*Work instructions*:
Scan the lines below; pull out those with "this".

*Data*:

>> Begin

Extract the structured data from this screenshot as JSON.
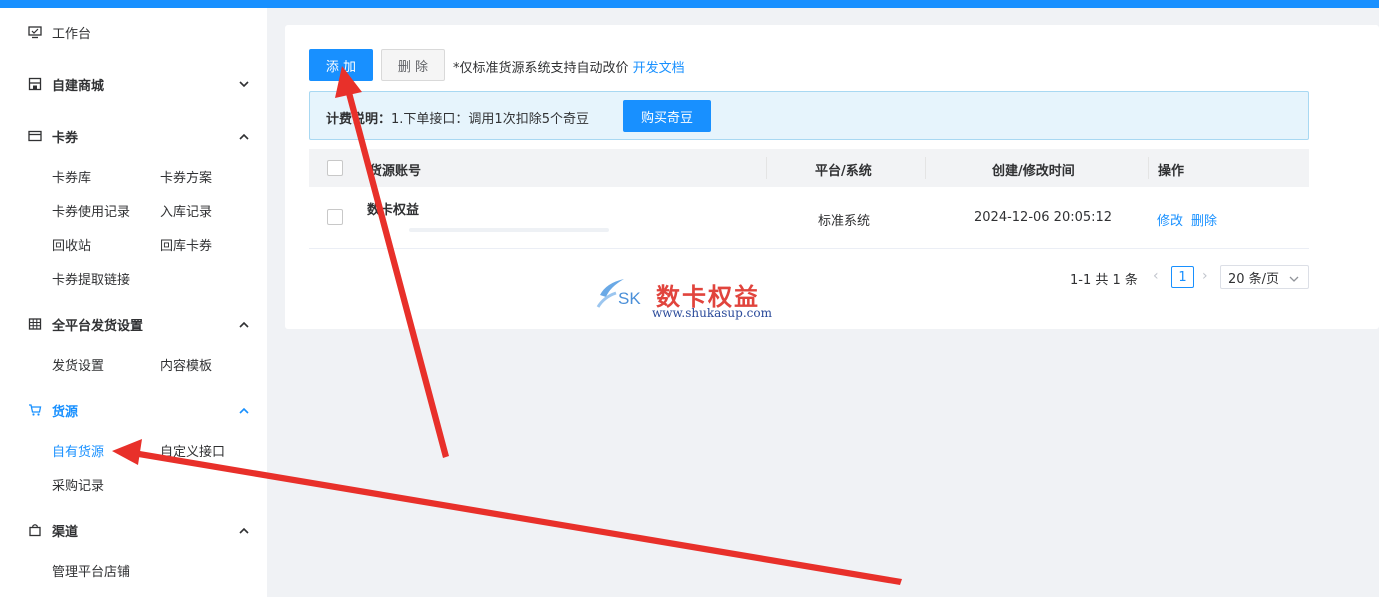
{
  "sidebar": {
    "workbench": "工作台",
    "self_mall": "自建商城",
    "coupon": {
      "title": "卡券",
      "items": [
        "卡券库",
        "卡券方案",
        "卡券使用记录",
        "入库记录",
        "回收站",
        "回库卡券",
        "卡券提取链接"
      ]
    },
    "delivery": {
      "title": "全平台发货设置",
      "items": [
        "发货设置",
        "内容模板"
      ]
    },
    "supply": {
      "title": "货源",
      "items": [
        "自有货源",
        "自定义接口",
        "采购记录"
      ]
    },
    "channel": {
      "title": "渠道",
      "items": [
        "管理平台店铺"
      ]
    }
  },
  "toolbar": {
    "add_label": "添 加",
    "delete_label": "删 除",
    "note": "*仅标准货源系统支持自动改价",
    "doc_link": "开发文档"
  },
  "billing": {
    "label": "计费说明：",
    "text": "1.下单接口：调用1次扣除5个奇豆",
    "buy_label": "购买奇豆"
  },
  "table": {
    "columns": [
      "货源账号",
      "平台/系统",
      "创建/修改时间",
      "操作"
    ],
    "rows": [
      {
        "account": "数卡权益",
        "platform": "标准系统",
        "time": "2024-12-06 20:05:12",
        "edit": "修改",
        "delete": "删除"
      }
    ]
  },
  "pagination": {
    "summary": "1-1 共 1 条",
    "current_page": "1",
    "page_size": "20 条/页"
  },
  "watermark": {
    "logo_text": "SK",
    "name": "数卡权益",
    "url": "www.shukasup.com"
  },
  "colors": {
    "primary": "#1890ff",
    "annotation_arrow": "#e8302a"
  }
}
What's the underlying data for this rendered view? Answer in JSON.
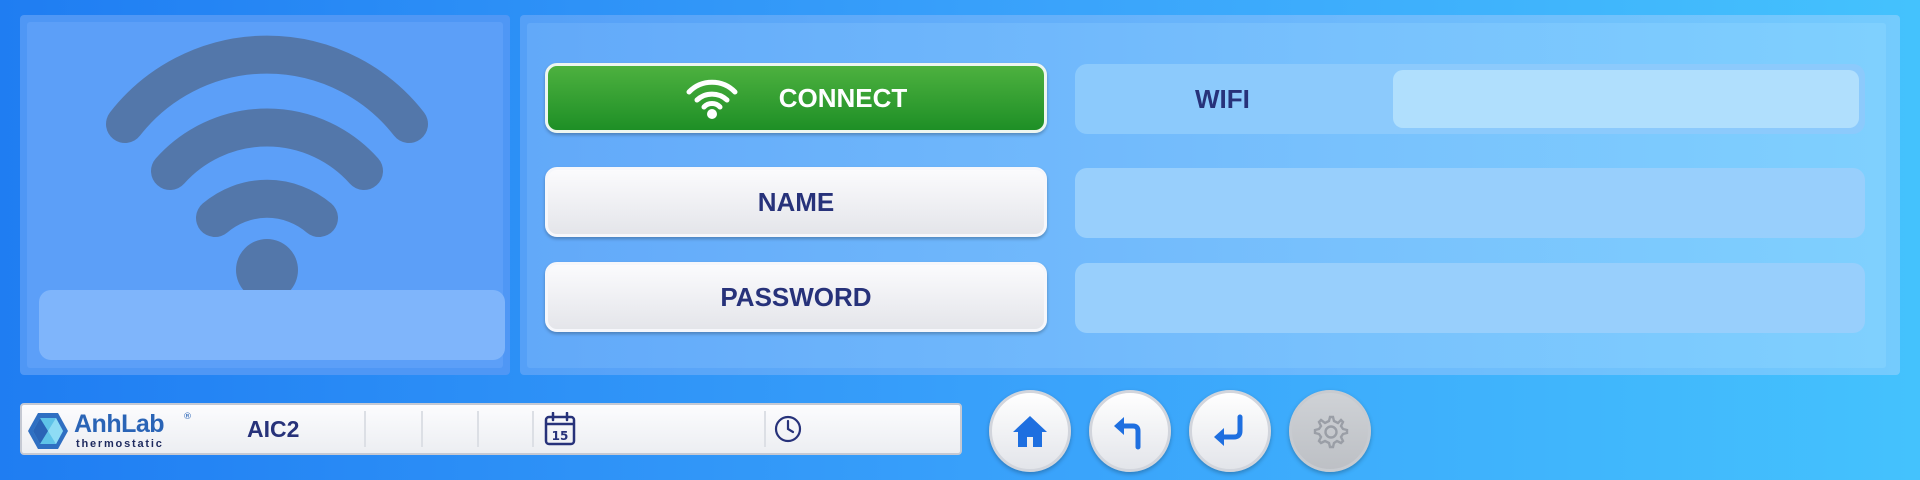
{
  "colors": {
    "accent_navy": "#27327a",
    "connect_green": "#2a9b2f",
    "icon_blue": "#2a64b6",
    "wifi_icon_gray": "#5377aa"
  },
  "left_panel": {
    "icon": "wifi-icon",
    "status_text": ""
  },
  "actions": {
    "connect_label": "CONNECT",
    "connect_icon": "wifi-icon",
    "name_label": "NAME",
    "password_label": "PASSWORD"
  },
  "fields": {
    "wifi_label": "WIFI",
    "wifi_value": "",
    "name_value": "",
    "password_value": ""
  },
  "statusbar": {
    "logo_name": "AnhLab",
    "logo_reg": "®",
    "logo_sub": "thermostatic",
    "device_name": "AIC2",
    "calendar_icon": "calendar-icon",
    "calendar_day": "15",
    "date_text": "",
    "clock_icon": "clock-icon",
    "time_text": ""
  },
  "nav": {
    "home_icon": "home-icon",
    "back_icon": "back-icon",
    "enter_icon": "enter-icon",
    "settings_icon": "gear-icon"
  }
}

>> End

*Written reply*:
Extract the structured data from this screenshot as JSON.
What's the underlying data for this rendered view? Answer in JSON.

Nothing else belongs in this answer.